TEXT:

+===+

Major League Baseball reportedly scored a home run with its London Series games between the Chicago Cubs and St. Louis Cardinals. Charlotte nurse Suzanne Taylor and her husband, Jim, attended the June 24 game at London Stadium courtesy of her employer, Atrium Health, but before she talked baseball, she talked about how she came to attend the game.
Taylor has been a registered nurse since 1995, and the clinical supervisor over SouthPark Emergency Department since 2018. She put in multiple 60-hour weeks at the height of the pandemic. “We just worked and worked and worked, just to get people through,” says Taylor. “It was tough.”
Charlotte-based Advocate Health, the name of the company after the merger of Atrium Health and Advocate Aurora Health last year, used the baseball games to recognize health care workers for their service during the pandemic. Taylor was one of three nurses – out of the health systems almost 42,000 nurses – picked to attend the game. The other two nurses work in the Chicago area.

+===+

In the text about the London Series, since what year has Suzanne Taylor been the clinical supervisor over SouthPark Emergency Department?

+===+

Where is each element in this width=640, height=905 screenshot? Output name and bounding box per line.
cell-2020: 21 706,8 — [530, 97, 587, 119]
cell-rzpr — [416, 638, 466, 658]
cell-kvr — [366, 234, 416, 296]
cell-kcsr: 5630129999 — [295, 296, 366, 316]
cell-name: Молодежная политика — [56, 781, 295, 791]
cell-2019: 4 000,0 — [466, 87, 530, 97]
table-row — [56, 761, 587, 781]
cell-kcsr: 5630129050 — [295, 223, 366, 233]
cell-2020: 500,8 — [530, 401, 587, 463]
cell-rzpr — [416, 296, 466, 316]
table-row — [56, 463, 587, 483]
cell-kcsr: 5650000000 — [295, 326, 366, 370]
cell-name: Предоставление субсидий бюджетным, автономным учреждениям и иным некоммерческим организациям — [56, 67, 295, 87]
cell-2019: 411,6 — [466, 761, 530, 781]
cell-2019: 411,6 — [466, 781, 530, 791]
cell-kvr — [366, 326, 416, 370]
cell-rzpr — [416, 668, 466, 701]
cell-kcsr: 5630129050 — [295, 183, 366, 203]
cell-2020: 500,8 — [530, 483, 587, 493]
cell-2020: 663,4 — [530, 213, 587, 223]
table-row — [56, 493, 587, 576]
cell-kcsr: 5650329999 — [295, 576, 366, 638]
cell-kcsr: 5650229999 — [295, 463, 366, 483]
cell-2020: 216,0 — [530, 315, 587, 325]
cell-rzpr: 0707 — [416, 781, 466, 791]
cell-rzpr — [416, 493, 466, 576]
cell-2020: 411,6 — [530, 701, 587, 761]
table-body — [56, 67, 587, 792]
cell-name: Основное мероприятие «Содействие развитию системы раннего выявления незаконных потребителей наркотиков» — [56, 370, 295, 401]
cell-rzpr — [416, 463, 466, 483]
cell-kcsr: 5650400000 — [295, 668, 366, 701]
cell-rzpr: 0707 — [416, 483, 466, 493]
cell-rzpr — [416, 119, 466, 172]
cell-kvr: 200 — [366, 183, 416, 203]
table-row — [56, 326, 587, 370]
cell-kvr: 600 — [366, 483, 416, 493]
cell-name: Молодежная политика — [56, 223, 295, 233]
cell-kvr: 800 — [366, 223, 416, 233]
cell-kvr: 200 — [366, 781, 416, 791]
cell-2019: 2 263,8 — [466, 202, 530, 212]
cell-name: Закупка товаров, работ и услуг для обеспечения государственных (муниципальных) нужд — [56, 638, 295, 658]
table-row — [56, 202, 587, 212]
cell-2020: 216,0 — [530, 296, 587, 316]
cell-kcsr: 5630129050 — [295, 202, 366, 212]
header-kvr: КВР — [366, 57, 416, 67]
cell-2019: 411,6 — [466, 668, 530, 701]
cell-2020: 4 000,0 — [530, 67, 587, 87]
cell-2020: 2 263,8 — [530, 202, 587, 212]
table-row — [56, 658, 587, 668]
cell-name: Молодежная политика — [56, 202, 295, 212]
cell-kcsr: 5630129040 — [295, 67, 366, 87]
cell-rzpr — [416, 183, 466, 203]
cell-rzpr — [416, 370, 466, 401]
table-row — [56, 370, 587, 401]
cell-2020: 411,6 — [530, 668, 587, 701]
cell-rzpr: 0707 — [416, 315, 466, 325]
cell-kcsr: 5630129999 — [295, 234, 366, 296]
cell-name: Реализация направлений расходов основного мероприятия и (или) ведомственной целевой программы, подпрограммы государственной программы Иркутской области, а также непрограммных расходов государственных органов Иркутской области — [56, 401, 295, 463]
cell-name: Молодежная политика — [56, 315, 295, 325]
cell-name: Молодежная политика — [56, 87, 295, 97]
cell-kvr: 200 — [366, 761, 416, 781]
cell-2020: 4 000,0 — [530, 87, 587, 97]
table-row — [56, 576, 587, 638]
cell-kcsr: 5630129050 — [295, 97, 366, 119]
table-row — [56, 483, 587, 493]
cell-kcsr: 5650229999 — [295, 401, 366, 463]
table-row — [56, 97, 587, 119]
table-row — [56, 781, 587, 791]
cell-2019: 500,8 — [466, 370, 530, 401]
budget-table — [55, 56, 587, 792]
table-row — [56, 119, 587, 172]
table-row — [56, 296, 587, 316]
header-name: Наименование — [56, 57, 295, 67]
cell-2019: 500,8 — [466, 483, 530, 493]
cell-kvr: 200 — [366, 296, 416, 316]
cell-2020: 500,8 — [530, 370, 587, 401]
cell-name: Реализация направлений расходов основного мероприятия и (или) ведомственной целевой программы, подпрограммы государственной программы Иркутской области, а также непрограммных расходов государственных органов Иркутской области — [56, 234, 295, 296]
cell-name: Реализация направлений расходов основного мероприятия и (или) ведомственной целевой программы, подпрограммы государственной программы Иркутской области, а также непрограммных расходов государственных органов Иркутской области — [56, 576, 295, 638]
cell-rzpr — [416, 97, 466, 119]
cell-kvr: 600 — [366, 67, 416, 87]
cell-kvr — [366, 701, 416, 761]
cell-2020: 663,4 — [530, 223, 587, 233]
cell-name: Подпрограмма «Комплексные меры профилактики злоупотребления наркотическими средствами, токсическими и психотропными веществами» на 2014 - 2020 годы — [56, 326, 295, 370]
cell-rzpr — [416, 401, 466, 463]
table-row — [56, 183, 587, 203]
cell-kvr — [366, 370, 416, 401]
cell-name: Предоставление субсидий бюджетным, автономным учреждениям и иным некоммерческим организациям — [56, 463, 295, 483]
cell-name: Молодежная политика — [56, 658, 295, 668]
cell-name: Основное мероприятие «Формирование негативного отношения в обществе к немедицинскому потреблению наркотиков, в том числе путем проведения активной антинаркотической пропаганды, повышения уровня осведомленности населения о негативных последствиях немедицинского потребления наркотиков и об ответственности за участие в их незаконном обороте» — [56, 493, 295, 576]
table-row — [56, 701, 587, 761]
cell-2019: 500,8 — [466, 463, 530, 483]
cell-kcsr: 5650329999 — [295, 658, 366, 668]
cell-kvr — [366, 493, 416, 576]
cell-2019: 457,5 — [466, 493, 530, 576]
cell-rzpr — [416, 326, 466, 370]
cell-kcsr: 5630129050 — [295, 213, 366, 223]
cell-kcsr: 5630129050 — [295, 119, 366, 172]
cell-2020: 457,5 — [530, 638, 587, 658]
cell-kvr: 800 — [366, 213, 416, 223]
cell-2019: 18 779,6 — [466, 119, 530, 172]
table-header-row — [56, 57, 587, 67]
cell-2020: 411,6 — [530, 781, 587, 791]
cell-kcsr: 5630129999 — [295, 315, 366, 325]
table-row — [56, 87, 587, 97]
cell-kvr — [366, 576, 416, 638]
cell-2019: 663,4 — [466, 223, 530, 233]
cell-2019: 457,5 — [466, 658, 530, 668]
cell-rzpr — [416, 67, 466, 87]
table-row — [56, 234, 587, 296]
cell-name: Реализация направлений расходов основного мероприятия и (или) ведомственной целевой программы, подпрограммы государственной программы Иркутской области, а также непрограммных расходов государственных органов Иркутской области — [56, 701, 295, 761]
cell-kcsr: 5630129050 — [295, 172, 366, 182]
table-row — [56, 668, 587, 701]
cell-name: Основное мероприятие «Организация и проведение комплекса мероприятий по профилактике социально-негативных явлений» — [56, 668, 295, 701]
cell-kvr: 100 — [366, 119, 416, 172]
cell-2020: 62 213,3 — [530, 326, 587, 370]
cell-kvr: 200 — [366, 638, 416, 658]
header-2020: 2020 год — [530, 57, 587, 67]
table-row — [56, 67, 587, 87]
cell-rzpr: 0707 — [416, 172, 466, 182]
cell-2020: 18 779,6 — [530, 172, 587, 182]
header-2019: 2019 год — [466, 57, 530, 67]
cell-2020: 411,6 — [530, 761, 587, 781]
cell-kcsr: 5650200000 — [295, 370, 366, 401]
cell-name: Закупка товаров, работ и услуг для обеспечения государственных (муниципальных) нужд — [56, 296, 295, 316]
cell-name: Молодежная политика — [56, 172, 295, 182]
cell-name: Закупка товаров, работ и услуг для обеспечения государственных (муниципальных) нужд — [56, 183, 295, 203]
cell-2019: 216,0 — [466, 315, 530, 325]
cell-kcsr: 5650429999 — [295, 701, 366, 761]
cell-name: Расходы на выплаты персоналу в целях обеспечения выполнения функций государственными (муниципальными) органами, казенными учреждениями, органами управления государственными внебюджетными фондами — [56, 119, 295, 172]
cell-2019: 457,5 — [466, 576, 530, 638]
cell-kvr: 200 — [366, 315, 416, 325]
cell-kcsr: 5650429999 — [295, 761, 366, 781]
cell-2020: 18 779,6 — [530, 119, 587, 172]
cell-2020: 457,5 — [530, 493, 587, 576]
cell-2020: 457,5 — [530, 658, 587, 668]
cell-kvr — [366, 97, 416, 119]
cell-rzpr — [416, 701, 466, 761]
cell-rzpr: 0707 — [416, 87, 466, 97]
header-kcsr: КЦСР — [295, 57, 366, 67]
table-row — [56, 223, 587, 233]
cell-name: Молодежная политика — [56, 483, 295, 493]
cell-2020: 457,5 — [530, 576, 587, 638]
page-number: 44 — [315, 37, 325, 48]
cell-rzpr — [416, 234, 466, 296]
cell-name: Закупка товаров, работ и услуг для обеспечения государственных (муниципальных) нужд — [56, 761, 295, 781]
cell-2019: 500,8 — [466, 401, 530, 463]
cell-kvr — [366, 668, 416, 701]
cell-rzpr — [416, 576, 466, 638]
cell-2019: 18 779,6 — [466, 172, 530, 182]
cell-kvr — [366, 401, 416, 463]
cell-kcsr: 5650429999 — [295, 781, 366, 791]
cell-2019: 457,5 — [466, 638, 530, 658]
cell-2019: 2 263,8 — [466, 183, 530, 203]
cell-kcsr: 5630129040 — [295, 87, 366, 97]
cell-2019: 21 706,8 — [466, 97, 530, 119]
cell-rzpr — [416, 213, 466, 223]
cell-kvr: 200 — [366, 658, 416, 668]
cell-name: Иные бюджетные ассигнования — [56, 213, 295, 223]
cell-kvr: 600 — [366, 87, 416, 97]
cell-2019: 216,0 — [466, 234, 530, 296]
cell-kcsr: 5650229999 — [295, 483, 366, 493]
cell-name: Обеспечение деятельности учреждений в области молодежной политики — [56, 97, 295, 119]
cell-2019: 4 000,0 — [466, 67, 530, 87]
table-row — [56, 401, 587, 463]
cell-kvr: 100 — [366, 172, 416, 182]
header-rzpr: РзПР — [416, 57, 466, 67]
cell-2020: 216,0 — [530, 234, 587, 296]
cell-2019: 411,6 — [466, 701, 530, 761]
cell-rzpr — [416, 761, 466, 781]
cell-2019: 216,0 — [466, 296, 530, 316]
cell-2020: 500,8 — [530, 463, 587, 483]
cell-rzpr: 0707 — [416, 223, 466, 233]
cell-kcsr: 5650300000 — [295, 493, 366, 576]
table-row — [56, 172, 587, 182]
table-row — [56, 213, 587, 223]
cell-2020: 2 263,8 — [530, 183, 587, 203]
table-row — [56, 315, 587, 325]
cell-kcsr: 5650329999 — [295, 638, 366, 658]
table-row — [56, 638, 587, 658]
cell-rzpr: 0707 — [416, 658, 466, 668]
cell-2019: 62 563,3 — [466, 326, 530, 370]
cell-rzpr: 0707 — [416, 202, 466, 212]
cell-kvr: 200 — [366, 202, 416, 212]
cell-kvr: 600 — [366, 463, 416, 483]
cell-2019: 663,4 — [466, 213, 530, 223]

+===+

OUTPUT:
2018